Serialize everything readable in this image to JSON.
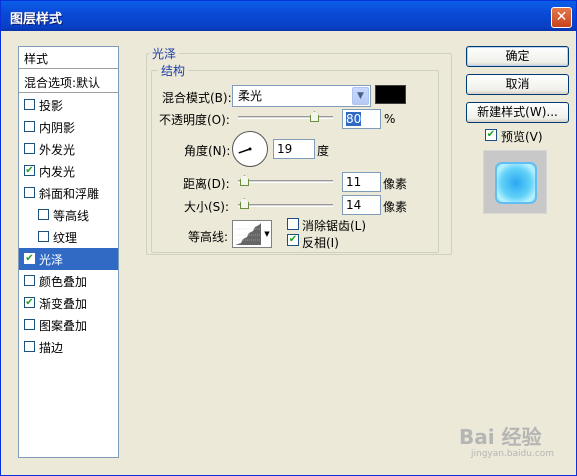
{
  "window": {
    "title": "图层样式",
    "close_glyph": "✕"
  },
  "left_panel": {
    "header": "样式",
    "blend_default": "混合选项:默认",
    "items": [
      {
        "label": "投影",
        "checked": false
      },
      {
        "label": "内阴影",
        "checked": false
      },
      {
        "label": "外发光",
        "checked": false
      },
      {
        "label": "内发光",
        "checked": true
      },
      {
        "label": "斜面和浮雕",
        "checked": false
      },
      {
        "label": "等高线",
        "checked": false
      },
      {
        "label": "纹理",
        "checked": false
      },
      {
        "label": "光泽",
        "checked": true,
        "selected": true
      },
      {
        "label": "颜色叠加",
        "checked": false
      },
      {
        "label": "渐变叠加",
        "checked": true
      },
      {
        "label": "图案叠加",
        "checked": false
      },
      {
        "label": "描边",
        "checked": false
      }
    ]
  },
  "satin": {
    "group_title": "光泽",
    "struct_title": "结构",
    "blend_mode_label": "混合模式(B):",
    "blend_mode_value": "柔光",
    "opacity_label": "不透明度(O):",
    "opacity_value": "80",
    "opacity_unit": "%",
    "angle_label": "角度(N):",
    "angle_value": "19",
    "angle_unit": "度",
    "distance_label": "距离(D):",
    "distance_value": "11",
    "distance_unit": "像素",
    "size_label": "大小(S):",
    "size_value": "14",
    "size_unit": "像素",
    "contour_label": "等高线:",
    "antialias_label": "消除锯齿(L)",
    "antialias_checked": false,
    "invert_label": "反相(I)",
    "invert_checked": true
  },
  "buttons": {
    "ok": "确定",
    "cancel": "取消",
    "new_style": "新建样式(W)..."
  },
  "preview": {
    "label": "预览(V)",
    "checked": true
  },
  "watermark": {
    "text": "Bai 经验",
    "sub": "jingyan.baidu.com"
  },
  "colors": {
    "title_bar": "#0a4ad8",
    "selected_item": "#316ac5",
    "group_title": "#1c3ea8",
    "satin_color": "#000000"
  }
}
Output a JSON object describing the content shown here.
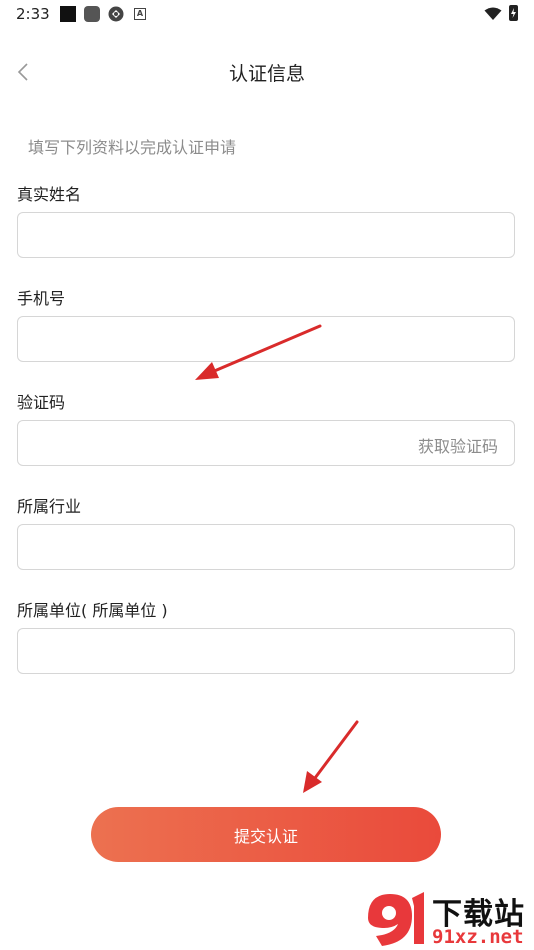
{
  "status_bar": {
    "time": "2:33",
    "icons": [
      "notification-square-icon",
      "notification-rounded-icon",
      "sync-icon",
      "a-icon",
      "wifi-icon",
      "battery-charging-icon"
    ]
  },
  "nav": {
    "back_icon": "chevron-left-icon",
    "title": "认证信息"
  },
  "form": {
    "hint": "填写下列资料以完成认证申请",
    "fields": [
      {
        "label": "真实姓名",
        "value": "",
        "placeholder": ""
      },
      {
        "label": "手机号",
        "value": "",
        "placeholder": ""
      },
      {
        "label": "验证码",
        "value": "",
        "placeholder": "",
        "action": "获取验证码"
      },
      {
        "label": "所属行业",
        "value": "",
        "placeholder": ""
      },
      {
        "label": "所属单位( 所属单位 )",
        "value": "",
        "placeholder": ""
      }
    ],
    "submit_label": "提交认证"
  },
  "annotations": {
    "arrow_color": "#d92b2b",
    "count": 2
  },
  "watermark": {
    "logo_text": "91",
    "title": "下载站",
    "domain": "91xz.net",
    "accent": "#e8383b"
  }
}
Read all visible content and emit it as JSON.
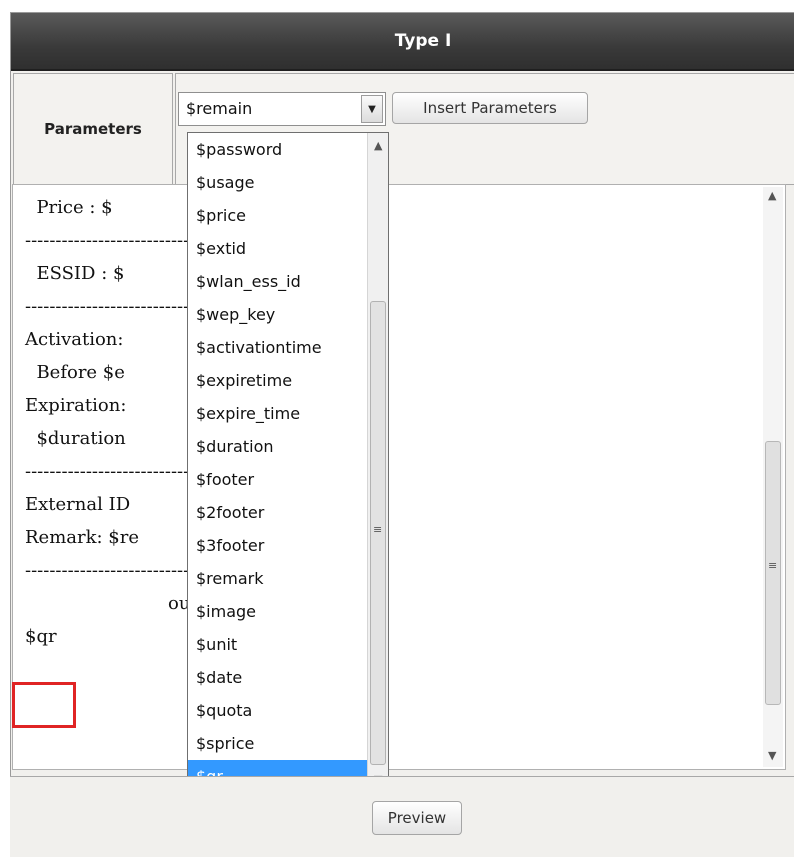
{
  "panel": {
    "title": "Type I"
  },
  "parameters": {
    "label": "Parameters",
    "selected_value": "$remain",
    "insert_button_label": "Insert Parameters"
  },
  "dropdown": {
    "options": [
      "$password",
      "$usage",
      "$price",
      "$extid",
      "$wlan_ess_id",
      "$wep_key",
      "$activationtime",
      "$expiretime",
      "$expire_time",
      "$duration",
      "$footer",
      "$2footer",
      "$3footer",
      "$remark",
      "$image",
      "$unit",
      "$date",
      "$quota",
      "$sprice",
      "$qr"
    ],
    "highlighted": "$qr"
  },
  "editor": {
    "lines": [
      "  Price : $",
      "-------------------------------------------------",
      "  ESSID : $",
      "-------------------------------------------------",
      "Activation:",
      "  Before $e",
      "Expiration:",
      "  $duration              vation",
      "-------------------------------------------------",
      "External ID",
      "Remark: $re",
      "-------------------------------------------------",
      "                         ou",
      "",
      "$qr"
    ]
  },
  "footer": {
    "preview_button_label": "Preview"
  },
  "colors": {
    "highlight": "#3399ff",
    "marker": "#e02424",
    "title_bar": "#3a3a3a"
  }
}
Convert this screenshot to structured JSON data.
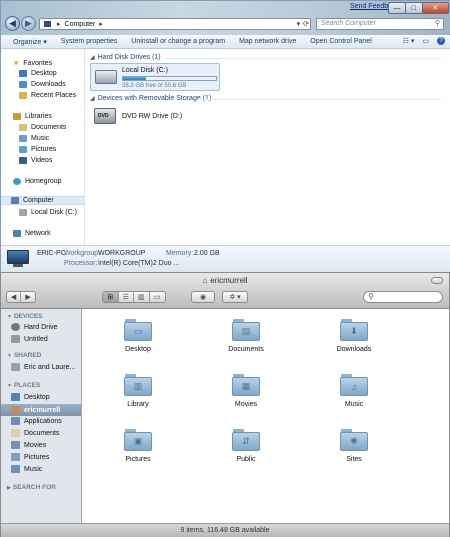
{
  "explorer": {
    "feedback_link": "Send Feedback",
    "window_buttons": [
      "—",
      "□",
      "✕"
    ],
    "nav": {
      "back_glyph": "◀",
      "forward_glyph": "▶",
      "address": "Computer",
      "search_placeholder": "Search Computer"
    },
    "commands": [
      "Organize ▾",
      "System properties",
      "Uninstall or change a program",
      "Map network drive",
      "Open Control Panel"
    ],
    "nav_pane": {
      "favorites_label": "Favorites",
      "favorites": [
        "Desktop",
        "Downloads",
        "Recent Places"
      ],
      "libraries_label": "Libraries",
      "libraries": [
        "Documents",
        "Music",
        "Pictures",
        "Videos"
      ],
      "homegroup": "Homegroup",
      "computer": "Computer",
      "local_disk": "Local Disk (C:)",
      "network": "Network"
    },
    "groups": {
      "hard_disks": "Hard Disk Drives (1)",
      "removable": "Devices with Removable Storage (1)"
    },
    "drive": {
      "name": "Local Disk (C:)",
      "free_text": "38.3 GB free of 50.6 GB",
      "used_fraction": 0.243
    },
    "dvd": {
      "name": "DVD RW Drive (D:)",
      "badge": "DVD"
    },
    "details": {
      "pc_name": "ERIC-PC",
      "workgroup_label": "Workgroup:",
      "workgroup": "WORKGROUP",
      "memory_label": "Memory:",
      "memory": "2.00 GB",
      "processor_label": "Processor:",
      "processor": "Intel(R) Core(TM)2 Duo ..."
    },
    "colors": {
      "accent": "#1e3e8c",
      "selection": "#dcebfa"
    }
  },
  "finder": {
    "title": "ericmurrell",
    "view_buttons": [
      "⊞",
      "☰",
      "▥",
      "▭"
    ],
    "sidebar": {
      "devices_label": "DEVICES",
      "devices": [
        "Hard Drive",
        "Untitled"
      ],
      "shared_label": "SHARED",
      "shared": [
        "Eric and Laure..."
      ],
      "places_label": "PLACES",
      "places": [
        "Desktop",
        "ericmurrell",
        "Applications",
        "Documents",
        "Movies",
        "Pictures",
        "Music"
      ],
      "search_label": "SEARCH FOR"
    },
    "folders": [
      "Desktop",
      "Documents",
      "Downloads",
      "Library",
      "Movies",
      "Music",
      "Pictures",
      "Public",
      "Sites"
    ],
    "folder_glyphs": [
      "▭",
      "▤",
      "⬇",
      "▥",
      "▦",
      "♫",
      "▣",
      "⇵",
      "✺"
    ],
    "status": "9 items, 116.48 GB available",
    "colors": {
      "sidebar_bg": "#e0e6ec",
      "selection": "#8aa1b8",
      "folder": "#9dc0dd"
    }
  }
}
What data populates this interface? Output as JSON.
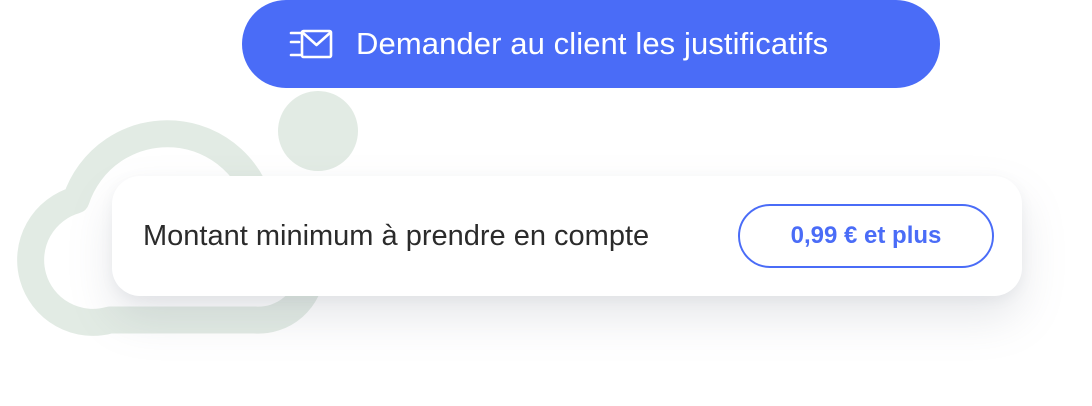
______________________________
* Instruction: Repeat the data exactly in full, omitting its pictures.

* Answer to the problem:
Serialize everything readable in this image to JSON.
{
  "window": {
    "title": "图层样式",
    "close_glyph": "✕"
  },
  "left_panel": {
    "header": "样式",
    "blend_default": "混合选项:默认",
    "items": [
      {
        "label": "投影",
        "checked": false
      },
      {
        "label": "内阴影",
        "checked": false
      },
      {
        "label": "外发光",
        "checked": false
      },
      {
        "label": "内发光",
        "checked": true
      },
      {
        "label": "斜面和浮雕",
        "checked": false
      },
      {
        "label": "等高线",
        "checked": false
      },
      {
        "label": "纹理",
        "checked": false
      },
      {
        "label": "光泽",
        "checked": true,
        "selected": true
      },
      {
        "label": "颜色叠加",
        "checked": false
      },
      {
        "label": "渐变叠加",
        "checked": true
      },
      {
        "label": "图案叠加",
        "checked": false
      },
      {
        "label": "描边",
        "checked": false
      }
    ]
  },
  "satin": {
    "group_title": "光泽",
    "struct_title": "结构",
    "blend_mode_label": "混合模式(B):",
    "blend_mode_value": "柔光",
    "opacity_label": "不透明度(O):",
    "opacity_value": "80",
    "opacity_unit": "%",
    "angle_label": "角度(N):",
    "angle_value": "19",
    "angle_unit": "度",
    "distance_label": "距离(D):",
    "distance_value": "11",
    "distance_unit": "像素",
    "size_label": "大小(S):",
    "size_value": "14",
    "size_unit": "像素",
    "contour_label": "等高线:",
    "antialias_label": "消除锯齿(L)",
    "antialias_checked": false,
    "invert_label": "反相(I)",
    "invert_checked": true
  },
  "buttons": {
    "ok": "确定",
    "cancel": "取消",
    "new_style": "新建样式(W)..."
  },
  "preview": {
    "label": "预览(V)",
    "checked": true
  },
  "watermark": {
    "text": "Bai 经验",
    "sub": "jingyan.baidu.com"
  },
  "colors": {
    "title_bar": "#0a4ad8",
    "selected_item": "#316ac5",
    "group_title": "#1c3ea8",
    "satin_color": "#000000"
  }
}
Output a JSON object describing the content shown here.
{
  "status_bar": {
    "time": "2:33",
    "icons": [
      "notification-square-icon",
      "notification-rounded-icon",
      "sync-icon",
      "a-icon",
      "wifi-icon",
      "battery-charging-icon"
    ]
  },
  "nav": {
    "back_icon": "chevron-left-icon",
    "title": "认证信息"
  },
  "form": {
    "hint": "填写下列资料以完成认证申请",
    "fields": [
      {
        "label": "真实姓名",
        "value": "",
        "placeholder": ""
      },
      {
        "label": "手机号",
        "value": "",
        "placeholder": ""
      },
      {
        "label": "验证码",
        "value": "",
        "placeholder": "",
        "action": "获取验证码"
      },
      {
        "label": "所属行业",
        "value": "",
        "placeholder": ""
      },
      {
        "label": "所属单位( 所属单位 )",
        "value": "",
        "placeholder": ""
      }
    ],
    "submit_label": "提交认证"
  },
  "annotations": {
    "arrow_color": "#d92b2b",
    "count": 2
  },
  "watermark": {
    "logo_text": "91",
    "title": "下载站",
    "domain": "91xz.net",
    "accent": "#e8383b"
  }
}
Read all visible content and emit it as JSON.
{
  "panel": {
    "title": "Type I"
  },
  "parameters": {
    "label": "Parameters",
    "selected_value": "$remain",
    "insert_button_label": "Insert Parameters"
  },
  "dropdown": {
    "options": [
      "$password",
      "$usage",
      "$price",
      "$extid",
      "$wlan_ess_id",
      "$wep_key",
      "$activationtime",
      "$expiretime",
      "$expire_time",
      "$duration",
      "$footer",
      "$2footer",
      "$3footer",
      "$remark",
      "$image",
      "$unit",
      "$date",
      "$quota",
      "$sprice",
      "$qr"
    ],
    "highlighted": "$qr"
  },
  "editor": {
    "lines": [
      "  Price : $",
      "-------------------------------------------------",
      "  ESSID : $",
      "-------------------------------------------------",
      "Activation:",
      "  Before $e",
      "Expiration:",
      "  $duration              vation",
      "-------------------------------------------------",
      "External ID",
      "Remark: $re",
      "-------------------------------------------------",
      "                         ou",
      "",
      "$qr"
    ]
  },
  "footer": {
    "preview_button_label": "Preview"
  },
  "colors": {
    "highlight": "#3399ff",
    "marker": "#e02424",
    "title_bar": "#3a3a3a"
  }
}
Convert this screenshot to structured JSON data.
{
  "explorer": {
    "feedback_link": "Send Feedback",
    "window_buttons": [
      "—",
      "□",
      "✕"
    ],
    "nav": {
      "back_glyph": "◀",
      "forward_glyph": "▶",
      "address": "Computer",
      "search_placeholder": "Search Computer"
    },
    "commands": [
      "Organize ▾",
      "System properties",
      "Uninstall or change a program",
      "Map network drive",
      "Open Control Panel"
    ],
    "nav_pane": {
      "favorites_label": "Favorites",
      "favorites": [
        "Desktop",
        "Downloads",
        "Recent Places"
      ],
      "libraries_label": "Libraries",
      "libraries": [
        "Documents",
        "Music",
        "Pictures",
        "Videos"
      ],
      "homegroup": "Homegroup",
      "computer": "Computer",
      "local_disk": "Local Disk (C:)",
      "network": "Network"
    },
    "groups": {
      "hard_disks": "Hard Disk Drives (1)",
      "removable": "Devices with Removable Storage (1)"
    },
    "drive": {
      "name": "Local Disk (C:)",
      "free_text": "38.3 GB free of 50.6 GB",
      "used_fraction": 0.243
    },
    "dvd": {
      "name": "DVD RW Drive (D:)",
      "badge": "DVD"
    },
    "details": {
      "pc_name": "ERIC-PC",
      "workgroup_label": "Workgroup:",
      "workgroup": "WORKGROUP",
      "memory_label": "Memory:",
      "memory": "2.00 GB",
      "processor_label": "Processor:",
      "processor": "Intel(R) Core(TM)2 Duo ..."
    },
    "colors": {
      "accent": "#1e3e8c",
      "selection": "#dcebfa"
    }
  },
  "finder": {
    "title": "ericmurrell",
    "view_buttons": [
      "⊞",
      "☰",
      "▥",
      "▭"
    ],
    "sidebar": {
      "devices_label": "DEVICES",
      "devices": [
        "Hard Drive",
        "Untitled"
      ],
      "shared_label": "SHARED",
      "shared": [
        "Eric and Laure..."
      ],
      "places_label": "PLACES",
      "places": [
        "Desktop",
        "ericmurrell",
        "Applications",
        "Documents",
        "Movies",
        "Pictures",
        "Music"
      ],
      "search_label": "SEARCH FOR"
    },
    "folders": [
      "Desktop",
      "Documents",
      "Downloads",
      "Library",
      "Movies",
      "Music",
      "Pictures",
      "Public",
      "Sites"
    ],
    "folder_glyphs": [
      "▭",
      "▤",
      "⬇",
      "▥",
      "▦",
      "♫",
      "▣",
      "⇵",
      "✺"
    ],
    "status": "9 items, 116.48 GB available",
    "colors": {
      "sidebar_bg": "#e0e6ec",
      "selection": "#8aa1b8",
      "folder": "#9dc0dd"
    }
  }
}
What data populates this interface? Output as JSON.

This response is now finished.